### Set problem:
Locate the lines that hold the string "before". Copy every such line.

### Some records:
==================================================

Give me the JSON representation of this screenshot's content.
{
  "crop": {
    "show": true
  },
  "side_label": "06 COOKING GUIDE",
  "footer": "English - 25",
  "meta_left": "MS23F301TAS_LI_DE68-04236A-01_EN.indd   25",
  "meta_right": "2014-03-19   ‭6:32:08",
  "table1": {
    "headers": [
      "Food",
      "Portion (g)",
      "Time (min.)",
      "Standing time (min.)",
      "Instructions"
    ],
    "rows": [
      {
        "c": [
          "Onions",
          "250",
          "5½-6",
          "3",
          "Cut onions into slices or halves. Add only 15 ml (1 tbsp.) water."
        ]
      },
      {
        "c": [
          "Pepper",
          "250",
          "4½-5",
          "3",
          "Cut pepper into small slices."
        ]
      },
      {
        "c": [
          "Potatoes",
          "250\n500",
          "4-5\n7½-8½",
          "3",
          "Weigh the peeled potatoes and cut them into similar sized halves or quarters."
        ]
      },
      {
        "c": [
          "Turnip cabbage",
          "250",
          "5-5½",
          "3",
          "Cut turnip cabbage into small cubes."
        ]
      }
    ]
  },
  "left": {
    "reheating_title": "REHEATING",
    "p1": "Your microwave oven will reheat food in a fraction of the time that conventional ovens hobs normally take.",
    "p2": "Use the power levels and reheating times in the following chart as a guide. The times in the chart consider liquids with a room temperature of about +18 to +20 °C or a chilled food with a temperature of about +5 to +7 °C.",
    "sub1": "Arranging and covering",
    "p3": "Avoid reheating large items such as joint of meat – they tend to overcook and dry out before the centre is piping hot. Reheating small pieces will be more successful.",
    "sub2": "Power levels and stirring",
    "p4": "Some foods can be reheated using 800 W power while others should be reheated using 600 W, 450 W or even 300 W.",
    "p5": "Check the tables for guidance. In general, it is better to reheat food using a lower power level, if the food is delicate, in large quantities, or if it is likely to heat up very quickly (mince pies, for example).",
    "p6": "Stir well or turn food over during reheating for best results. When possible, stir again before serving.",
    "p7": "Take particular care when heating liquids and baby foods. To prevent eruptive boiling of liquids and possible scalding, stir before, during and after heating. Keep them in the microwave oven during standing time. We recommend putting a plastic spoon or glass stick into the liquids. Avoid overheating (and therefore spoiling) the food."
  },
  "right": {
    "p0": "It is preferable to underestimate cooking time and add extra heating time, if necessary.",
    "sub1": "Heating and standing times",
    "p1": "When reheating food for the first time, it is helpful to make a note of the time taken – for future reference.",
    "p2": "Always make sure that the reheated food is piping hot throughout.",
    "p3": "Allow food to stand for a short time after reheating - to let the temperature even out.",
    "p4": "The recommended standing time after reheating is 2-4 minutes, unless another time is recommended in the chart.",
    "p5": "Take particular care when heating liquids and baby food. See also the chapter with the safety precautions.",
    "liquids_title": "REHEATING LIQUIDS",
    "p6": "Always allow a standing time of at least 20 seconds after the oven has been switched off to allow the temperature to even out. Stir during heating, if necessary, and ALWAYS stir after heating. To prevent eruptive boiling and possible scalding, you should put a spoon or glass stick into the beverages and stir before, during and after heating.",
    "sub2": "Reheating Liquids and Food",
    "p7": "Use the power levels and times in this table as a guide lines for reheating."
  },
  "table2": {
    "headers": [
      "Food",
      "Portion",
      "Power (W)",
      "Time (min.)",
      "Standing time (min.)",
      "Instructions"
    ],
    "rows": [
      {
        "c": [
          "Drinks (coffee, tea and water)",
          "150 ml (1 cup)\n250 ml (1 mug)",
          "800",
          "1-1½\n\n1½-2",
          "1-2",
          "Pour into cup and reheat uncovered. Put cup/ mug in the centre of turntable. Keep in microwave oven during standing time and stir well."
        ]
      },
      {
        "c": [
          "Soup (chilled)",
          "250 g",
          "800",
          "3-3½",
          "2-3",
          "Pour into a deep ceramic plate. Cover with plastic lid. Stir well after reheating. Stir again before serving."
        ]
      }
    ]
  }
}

==================================================

### Finished exercise:
    "p3": "Avoid reheating large items such as joint of meat – they tend to overcook and dry out before the centre is piping hot. Reheating small pieces will be more successful.",
    "p6": "Stir well or turn food over during reheating for best results. When possible, stir again before serving.",
    "p7": "Take particular care when heating liquids and baby foods. To prevent eruptive boiling of liquids and possible scalding, stir before, during and after heating. Keep them in the microwave oven during standing time. We recommend putting a plastic spoon or glass stick into the liquids. Avoid overheating (and therefore spoiling) the food."
    "p6": "Always allow a standing time of at least 20 seconds after the oven has been switched off to allow the temperature to even out. Stir during heating, if necessary, and ALWAYS stir after heating. To prevent eruptive boiling and possible scalding, you should put a spoon or glass stick into the beverages and stir before, during and after heating.",
          "Pour into a deep ceramic plate. Cover with plastic lid. Stir well after reheating. Stir again before serving."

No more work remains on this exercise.